Set exercise
Retype all the entries word for word, but omit the pictures.

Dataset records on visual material
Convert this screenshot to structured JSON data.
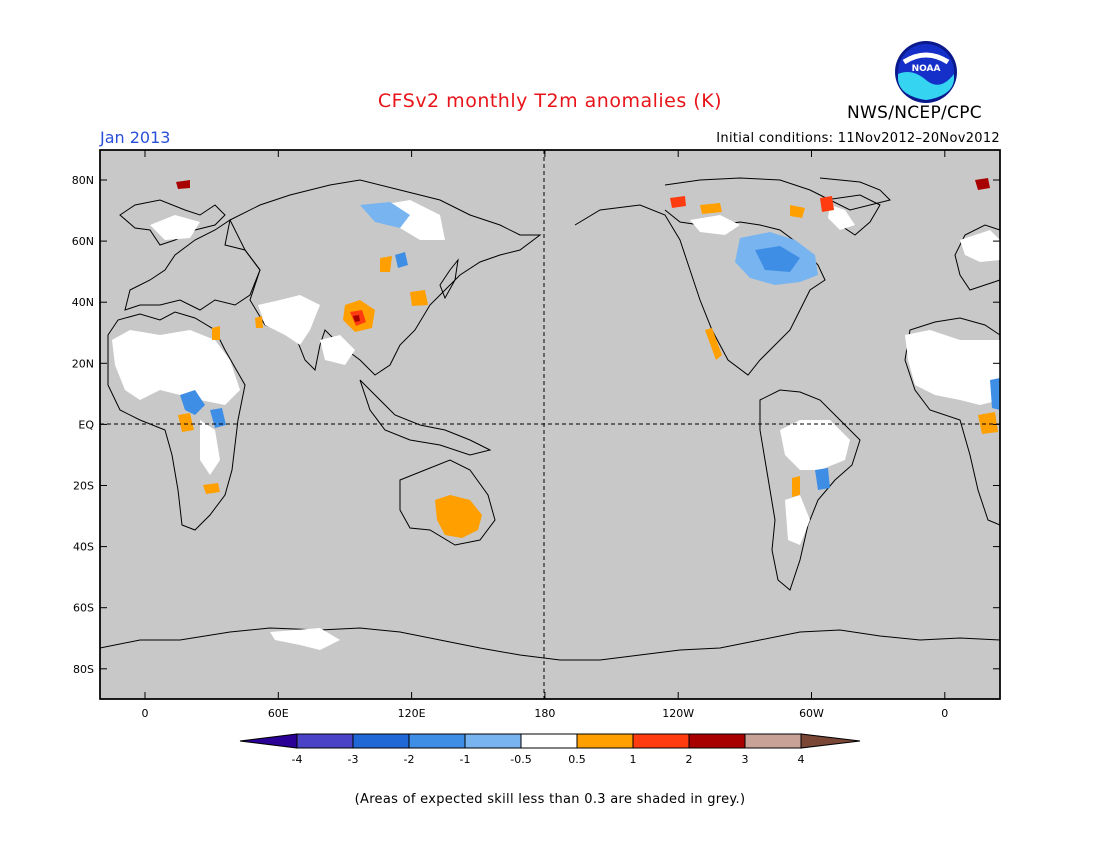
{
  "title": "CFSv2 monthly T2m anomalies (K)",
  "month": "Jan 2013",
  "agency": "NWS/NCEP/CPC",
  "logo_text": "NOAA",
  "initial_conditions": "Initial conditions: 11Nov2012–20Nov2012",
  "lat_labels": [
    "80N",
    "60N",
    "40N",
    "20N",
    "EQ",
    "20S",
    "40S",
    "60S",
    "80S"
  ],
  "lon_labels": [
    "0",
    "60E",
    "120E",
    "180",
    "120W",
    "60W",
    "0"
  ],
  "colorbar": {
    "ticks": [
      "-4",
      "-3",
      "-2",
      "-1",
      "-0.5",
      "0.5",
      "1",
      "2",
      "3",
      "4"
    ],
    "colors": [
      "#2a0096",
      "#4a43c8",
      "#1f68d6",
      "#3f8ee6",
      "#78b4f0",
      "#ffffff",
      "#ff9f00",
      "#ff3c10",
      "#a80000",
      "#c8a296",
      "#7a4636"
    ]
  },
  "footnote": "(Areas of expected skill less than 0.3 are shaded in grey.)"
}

Solution for this task
Convert this screenshot to structured JSON data.
{
  "title": "CFSv2 monthly T2m anomalies (K)",
  "month": "Jan 2013",
  "agency": "NWS/NCEP/CPC",
  "logo_text": "NOAA",
  "initial_conditions": "Initial conditions: 11Nov2012–20Nov2012",
  "lat_labels": [
    "80N",
    "60N",
    "40N",
    "20N",
    "EQ",
    "20S",
    "40S",
    "60S",
    "80S"
  ],
  "lon_labels": [
    "0",
    "60E",
    "120E",
    "180",
    "120W",
    "60W",
    "0"
  ],
  "colorbar": {
    "ticks": [
      "-4",
      "-3",
      "-2",
      "-1",
      "-0.5",
      "0.5",
      "1",
      "2",
      "3",
      "4"
    ],
    "colors": [
      "#2a0096",
      "#4a43c8",
      "#1f68d6",
      "#3f8ee6",
      "#78b4f0",
      "#ffffff",
      "#ff9f00",
      "#ff3c10",
      "#a80000",
      "#c8a296",
      "#7a4636"
    ]
  },
  "footnote": "(Areas of expected skill less than 0.3 are shaded in grey.)"
}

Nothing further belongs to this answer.